- [Raw data]

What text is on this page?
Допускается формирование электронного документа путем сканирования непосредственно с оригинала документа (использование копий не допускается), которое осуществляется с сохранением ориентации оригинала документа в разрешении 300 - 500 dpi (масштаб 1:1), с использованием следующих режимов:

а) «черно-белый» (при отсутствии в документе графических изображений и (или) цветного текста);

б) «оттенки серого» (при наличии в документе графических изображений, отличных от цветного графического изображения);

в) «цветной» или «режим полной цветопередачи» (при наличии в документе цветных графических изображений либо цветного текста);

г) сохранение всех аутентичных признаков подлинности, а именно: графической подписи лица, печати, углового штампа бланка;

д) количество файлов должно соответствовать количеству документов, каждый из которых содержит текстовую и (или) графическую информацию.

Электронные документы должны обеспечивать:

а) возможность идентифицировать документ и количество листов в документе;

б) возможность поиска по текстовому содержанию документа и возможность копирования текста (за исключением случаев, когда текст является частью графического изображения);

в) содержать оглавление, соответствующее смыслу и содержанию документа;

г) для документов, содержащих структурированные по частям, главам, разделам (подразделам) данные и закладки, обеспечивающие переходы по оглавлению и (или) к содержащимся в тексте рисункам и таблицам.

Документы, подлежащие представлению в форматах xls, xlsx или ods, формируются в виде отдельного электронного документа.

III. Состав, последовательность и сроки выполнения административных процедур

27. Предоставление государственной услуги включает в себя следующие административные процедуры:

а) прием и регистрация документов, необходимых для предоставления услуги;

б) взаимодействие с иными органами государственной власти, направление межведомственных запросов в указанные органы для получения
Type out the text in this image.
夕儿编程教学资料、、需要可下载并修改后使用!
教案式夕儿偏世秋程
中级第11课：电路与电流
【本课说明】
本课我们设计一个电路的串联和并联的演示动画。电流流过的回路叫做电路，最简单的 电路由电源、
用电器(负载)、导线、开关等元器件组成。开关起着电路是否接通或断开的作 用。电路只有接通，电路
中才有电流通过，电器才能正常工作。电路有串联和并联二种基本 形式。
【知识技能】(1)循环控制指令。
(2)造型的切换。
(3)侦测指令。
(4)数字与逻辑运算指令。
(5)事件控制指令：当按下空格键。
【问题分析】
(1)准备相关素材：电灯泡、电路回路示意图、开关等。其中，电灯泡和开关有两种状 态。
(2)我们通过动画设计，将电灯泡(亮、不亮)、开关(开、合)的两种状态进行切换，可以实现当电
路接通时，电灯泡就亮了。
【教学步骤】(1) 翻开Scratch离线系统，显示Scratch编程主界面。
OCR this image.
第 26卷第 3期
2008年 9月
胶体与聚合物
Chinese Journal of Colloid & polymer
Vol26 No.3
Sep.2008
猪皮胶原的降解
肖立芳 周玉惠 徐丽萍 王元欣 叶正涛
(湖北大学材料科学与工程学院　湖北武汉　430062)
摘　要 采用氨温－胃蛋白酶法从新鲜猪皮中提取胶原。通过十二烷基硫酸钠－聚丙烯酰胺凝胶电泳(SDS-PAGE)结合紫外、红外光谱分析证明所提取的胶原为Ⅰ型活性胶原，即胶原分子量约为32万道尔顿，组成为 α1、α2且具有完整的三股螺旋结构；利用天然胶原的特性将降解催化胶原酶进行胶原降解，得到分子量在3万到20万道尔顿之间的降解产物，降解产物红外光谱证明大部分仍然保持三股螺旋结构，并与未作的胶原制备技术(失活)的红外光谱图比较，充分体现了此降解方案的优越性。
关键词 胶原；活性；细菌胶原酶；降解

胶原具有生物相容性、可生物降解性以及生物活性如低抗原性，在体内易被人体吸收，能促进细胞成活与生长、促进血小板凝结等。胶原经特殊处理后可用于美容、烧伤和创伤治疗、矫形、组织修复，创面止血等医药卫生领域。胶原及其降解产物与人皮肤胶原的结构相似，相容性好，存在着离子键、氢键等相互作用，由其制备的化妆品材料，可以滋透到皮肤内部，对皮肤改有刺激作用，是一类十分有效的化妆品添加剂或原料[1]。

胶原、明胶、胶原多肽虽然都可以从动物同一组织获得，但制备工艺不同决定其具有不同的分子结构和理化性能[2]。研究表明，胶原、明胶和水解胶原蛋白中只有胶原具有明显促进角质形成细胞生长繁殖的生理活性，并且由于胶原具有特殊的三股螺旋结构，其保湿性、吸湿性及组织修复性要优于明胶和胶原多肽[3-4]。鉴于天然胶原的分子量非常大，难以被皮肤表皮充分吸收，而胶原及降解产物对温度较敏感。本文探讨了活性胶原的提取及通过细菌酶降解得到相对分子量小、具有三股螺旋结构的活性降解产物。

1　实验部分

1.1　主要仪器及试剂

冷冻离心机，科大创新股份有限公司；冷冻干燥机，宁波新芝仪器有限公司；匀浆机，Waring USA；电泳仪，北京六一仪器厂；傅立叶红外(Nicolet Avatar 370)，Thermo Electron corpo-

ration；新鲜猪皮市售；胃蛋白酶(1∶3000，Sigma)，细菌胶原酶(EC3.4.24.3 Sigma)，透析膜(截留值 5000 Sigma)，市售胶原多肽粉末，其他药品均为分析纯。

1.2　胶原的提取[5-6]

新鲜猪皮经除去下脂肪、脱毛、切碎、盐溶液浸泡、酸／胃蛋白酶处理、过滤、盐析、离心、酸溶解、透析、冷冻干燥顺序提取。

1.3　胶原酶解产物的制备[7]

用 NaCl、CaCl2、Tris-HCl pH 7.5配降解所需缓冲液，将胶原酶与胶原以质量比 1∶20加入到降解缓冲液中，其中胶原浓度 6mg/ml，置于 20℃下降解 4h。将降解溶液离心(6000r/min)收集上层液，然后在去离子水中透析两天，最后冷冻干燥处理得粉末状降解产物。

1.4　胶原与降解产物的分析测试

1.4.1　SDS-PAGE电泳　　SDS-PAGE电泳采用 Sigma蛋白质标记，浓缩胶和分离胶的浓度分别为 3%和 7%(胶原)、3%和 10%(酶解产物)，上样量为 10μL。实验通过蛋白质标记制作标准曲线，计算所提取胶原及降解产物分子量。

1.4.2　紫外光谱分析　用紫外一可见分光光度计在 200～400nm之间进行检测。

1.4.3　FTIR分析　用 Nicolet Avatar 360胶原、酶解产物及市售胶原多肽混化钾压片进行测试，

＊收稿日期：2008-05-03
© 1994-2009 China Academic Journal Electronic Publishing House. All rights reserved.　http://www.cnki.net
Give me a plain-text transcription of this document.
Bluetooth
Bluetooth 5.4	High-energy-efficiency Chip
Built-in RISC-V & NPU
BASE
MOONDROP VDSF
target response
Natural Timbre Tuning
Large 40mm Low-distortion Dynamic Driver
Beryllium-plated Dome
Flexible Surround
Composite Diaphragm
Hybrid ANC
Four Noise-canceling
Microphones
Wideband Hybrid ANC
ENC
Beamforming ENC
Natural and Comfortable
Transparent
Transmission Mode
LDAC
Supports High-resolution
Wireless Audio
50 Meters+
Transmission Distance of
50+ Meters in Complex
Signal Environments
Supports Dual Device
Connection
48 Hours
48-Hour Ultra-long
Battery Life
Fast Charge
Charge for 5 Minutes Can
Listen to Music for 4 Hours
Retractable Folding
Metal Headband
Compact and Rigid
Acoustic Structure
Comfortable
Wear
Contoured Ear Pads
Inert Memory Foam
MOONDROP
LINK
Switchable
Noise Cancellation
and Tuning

- [Description of the task] Which lines contain the word "текста"? Return each of them.

- [Written answer]
а) «черно-белый» (при отсутствии в документе графических изображений и (или) цветного текста);
в) «цветной» или «режим полной цветопередачи» (при наличии в документе цветных графических изображений либо цветного текста);
б) возможность поиска по текстовому содержанию документа и возможность копирования текста (за исключением случаев, когда текст является частью графического изображения);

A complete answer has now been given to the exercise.